* _Exercise details_
Give the number of lines that include the string "value", nothing more.

* _The input_
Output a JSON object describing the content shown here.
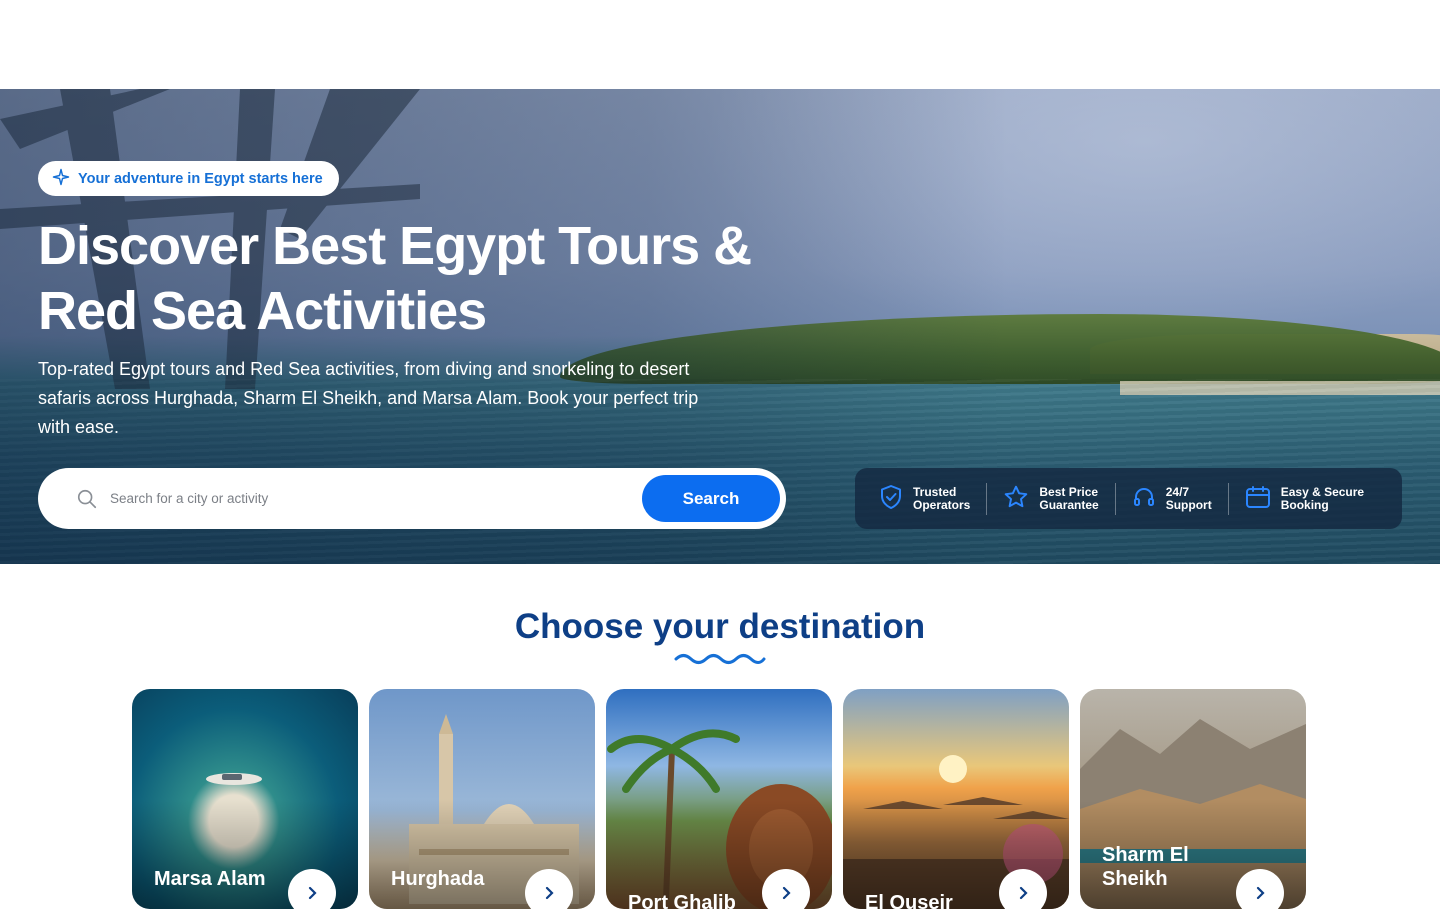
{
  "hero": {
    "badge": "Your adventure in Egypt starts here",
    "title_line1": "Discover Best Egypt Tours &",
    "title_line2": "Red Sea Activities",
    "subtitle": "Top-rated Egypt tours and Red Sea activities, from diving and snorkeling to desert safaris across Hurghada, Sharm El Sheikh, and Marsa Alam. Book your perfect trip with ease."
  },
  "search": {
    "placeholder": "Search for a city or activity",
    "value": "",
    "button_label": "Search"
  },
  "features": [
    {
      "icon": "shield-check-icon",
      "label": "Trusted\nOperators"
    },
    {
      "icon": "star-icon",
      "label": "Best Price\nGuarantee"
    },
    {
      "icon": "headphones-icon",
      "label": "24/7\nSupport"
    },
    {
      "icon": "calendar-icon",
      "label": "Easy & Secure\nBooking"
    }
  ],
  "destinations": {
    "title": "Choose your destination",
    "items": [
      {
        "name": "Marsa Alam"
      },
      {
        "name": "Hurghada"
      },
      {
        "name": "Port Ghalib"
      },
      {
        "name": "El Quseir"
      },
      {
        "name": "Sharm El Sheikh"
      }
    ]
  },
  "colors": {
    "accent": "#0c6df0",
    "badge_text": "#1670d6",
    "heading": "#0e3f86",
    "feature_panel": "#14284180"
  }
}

--

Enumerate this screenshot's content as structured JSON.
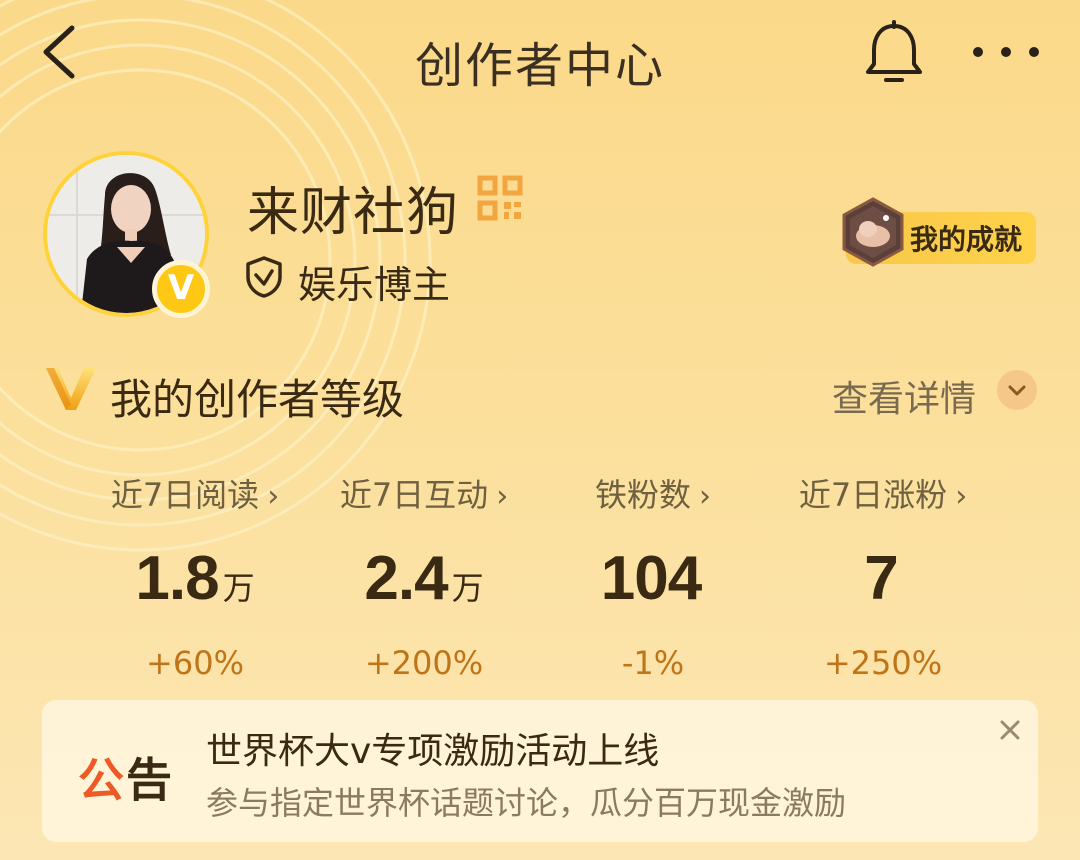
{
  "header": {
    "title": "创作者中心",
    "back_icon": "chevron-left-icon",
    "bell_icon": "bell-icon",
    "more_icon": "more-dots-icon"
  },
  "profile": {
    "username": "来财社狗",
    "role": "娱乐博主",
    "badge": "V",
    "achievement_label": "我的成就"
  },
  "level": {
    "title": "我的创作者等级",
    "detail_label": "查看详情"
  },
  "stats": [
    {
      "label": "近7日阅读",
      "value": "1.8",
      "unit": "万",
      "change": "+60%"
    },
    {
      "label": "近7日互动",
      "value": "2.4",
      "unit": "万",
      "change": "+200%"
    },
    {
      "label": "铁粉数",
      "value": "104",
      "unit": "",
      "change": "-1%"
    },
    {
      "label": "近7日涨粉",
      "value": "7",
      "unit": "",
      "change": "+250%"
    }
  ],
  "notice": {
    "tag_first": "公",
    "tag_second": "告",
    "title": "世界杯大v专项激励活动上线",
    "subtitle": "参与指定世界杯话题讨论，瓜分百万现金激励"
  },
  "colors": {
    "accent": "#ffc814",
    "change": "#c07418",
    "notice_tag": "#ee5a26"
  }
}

* _Reply to the exercise_
5